Stated goal: Write the material out again in full, word for word. Do not include the pictures.

=======

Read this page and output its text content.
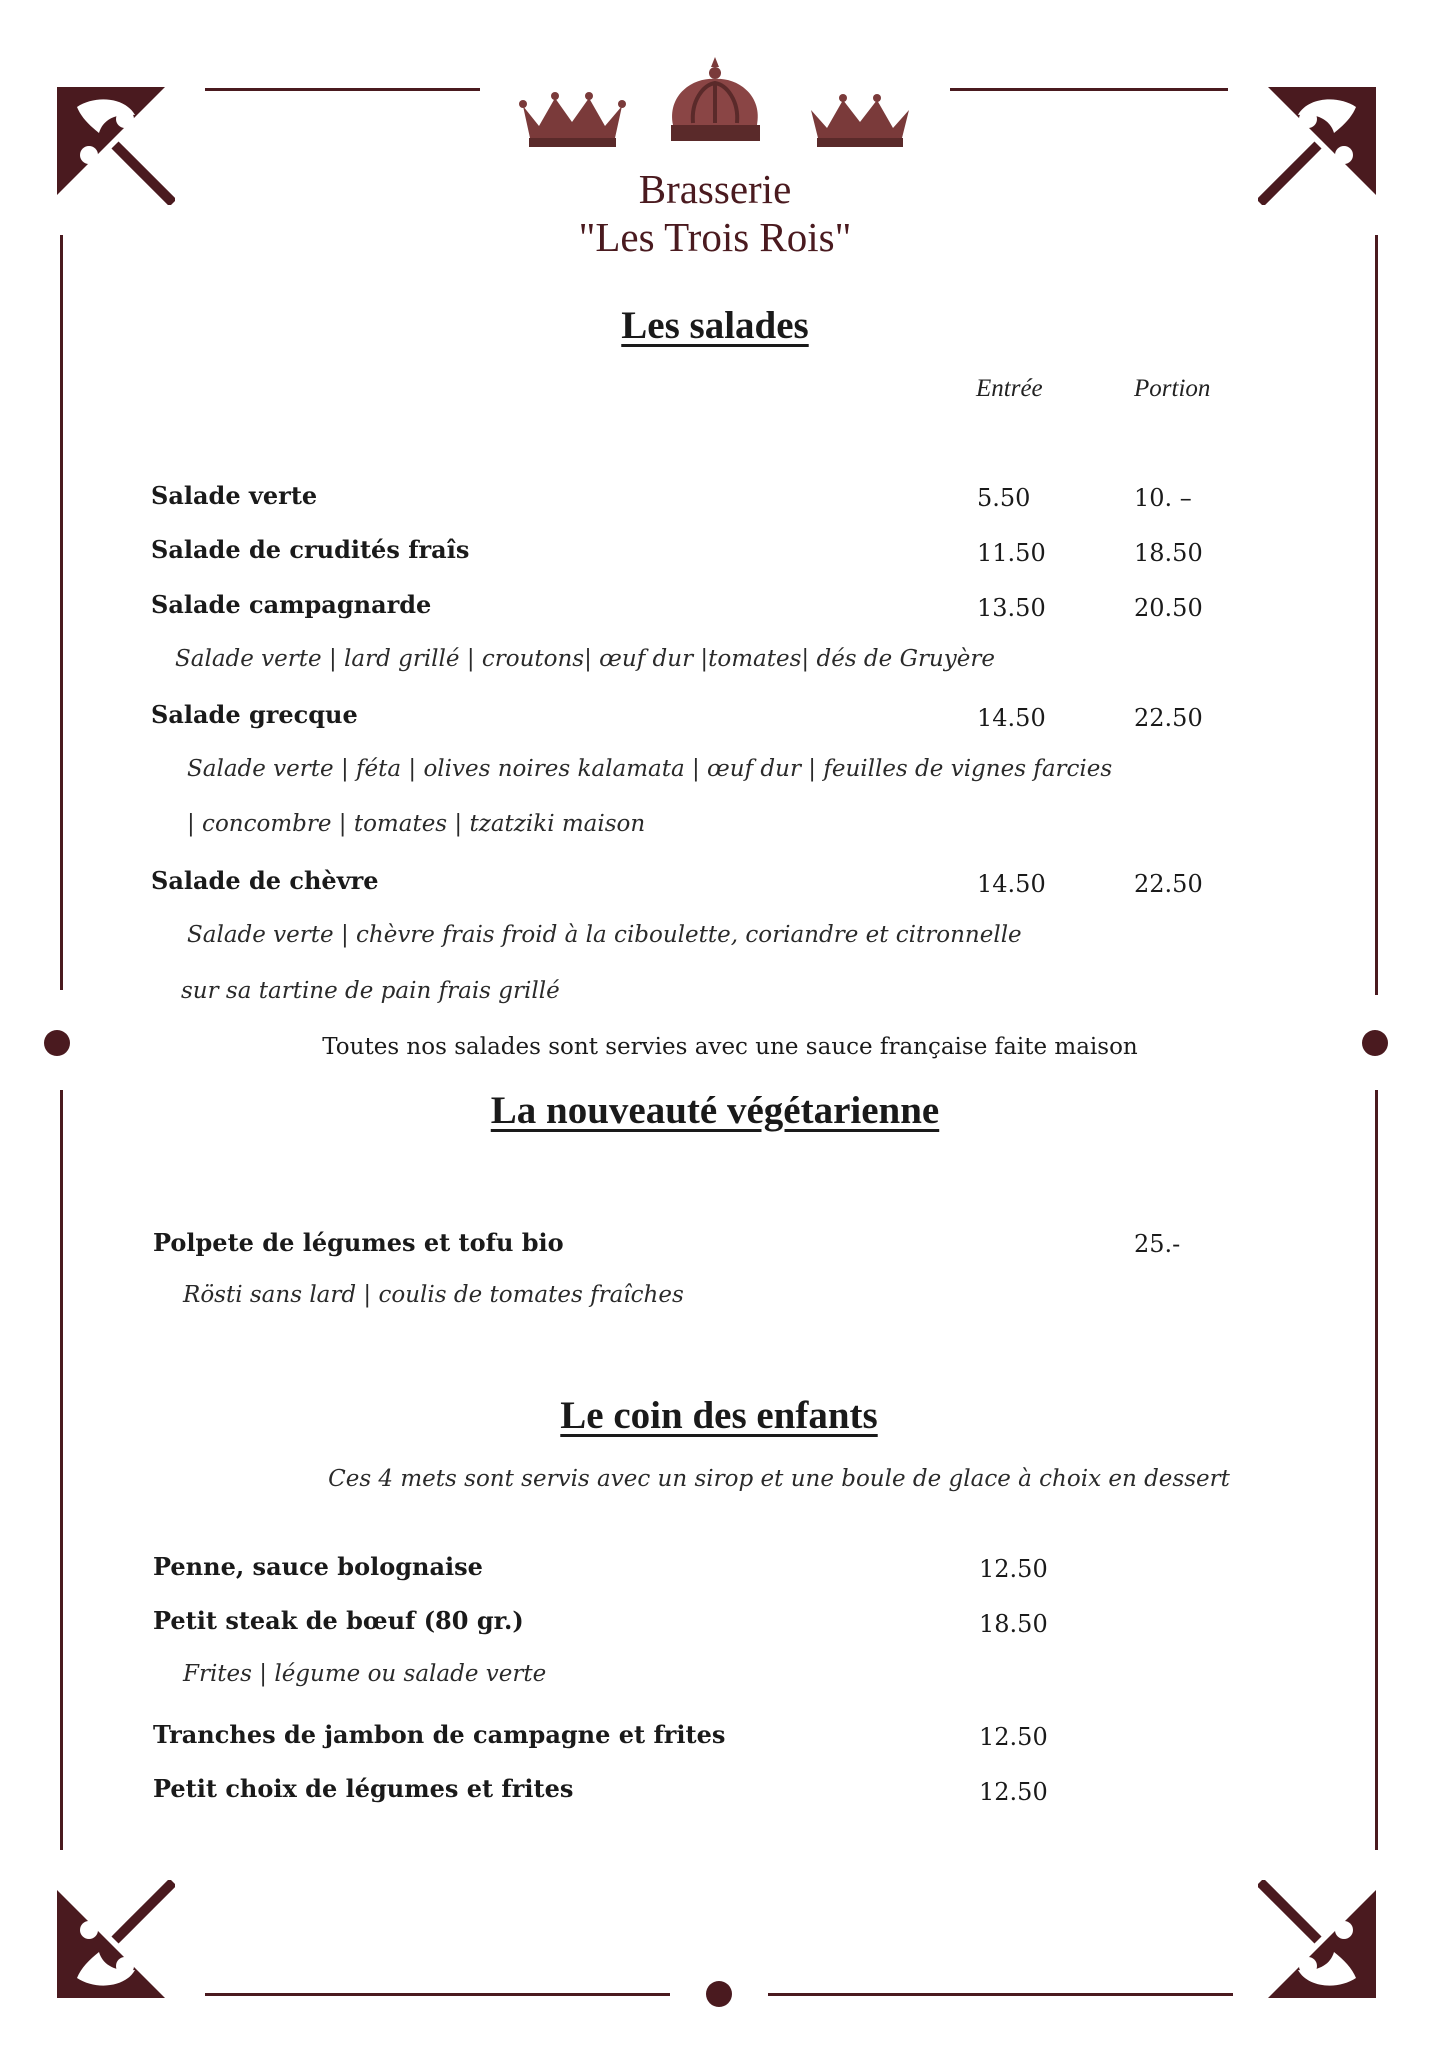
Brasserie
"Les Trois Rois"
Les salades
Entrée	Portion
Salade verte	5.50	10. –
Salade de crudités fraîs	11.50	18.50
Salade campagnarde	13.50	20.50
Salade verte | lard grillé | croutons| œuf dur |tomates| dés de Gruyère
Salade grecque	14.50	22.50
Salade verte | féta | olives noires kalamata | œuf dur | feuilles de vignes farcies
| concombre | tomates | tzatziki maison
Salade de chèvre	14.50	22.50
Salade verte | chèvre frais froid à la ciboulette, coriandre et citronnelle
sur sa tartine de pain frais grillé
Toutes nos salades sont servies avec une sauce française faite maison
La nouveauté végétarienne
Polpete de légumes et tofu bio	25.-
Rösti sans lard | coulis de tomates fraîches
Le coin des enfants
Ces 4 mets sont servis avec un sirop et une boule de glace à choix en dessert
Penne, sauce bolognaise	12.50
Petit steak de bœuf (80 gr.)	18.50
Frites | légume ou salade verte
Tranches de jambon de campagne et frites	12.50
Petit choix de légumes et frites	12.50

=======

The reply:
Read this page and output its text content.
Brasserie
"Les Trois Rois"
Les salades
Entrée	Portion
Salade verte	5.50	10. –
Salade de crudités fraîs	11.50	18.50
Salade campagnarde	13.50	20.50
Salade verte | lard grillé | croutons| œuf dur |tomates| dés de Gruyère
Salade grecque	14.50	22.50
Salade verte | féta | olives noires kalamata | œuf dur | feuilles de vignes farcies
| concombre | tomates | tzatziki maison
Salade de chèvre	14.50	22.50
Salade verte | chèvre frais froid à la ciboulette, coriandre et citronnelle
sur sa tartine de pain frais grillé
Toutes nos salades sont servies avec une sauce française faite maison
La nouveauté végétarienne
Polpete de légumes et tofu bio	25.-
Rösti sans lard | coulis de tomates fraîches
Le coin des enfants
Ces 4 mets sont servis avec un sirop et une boule de glace à choix en dessert
Penne, sauce bolognaise	12.50
Petit steak de bœuf (80 gr.)	18.50
Frites | légume ou salade verte
Tranches de jambon de campagne et frites	12.50
Petit choix de légumes et frites	12.50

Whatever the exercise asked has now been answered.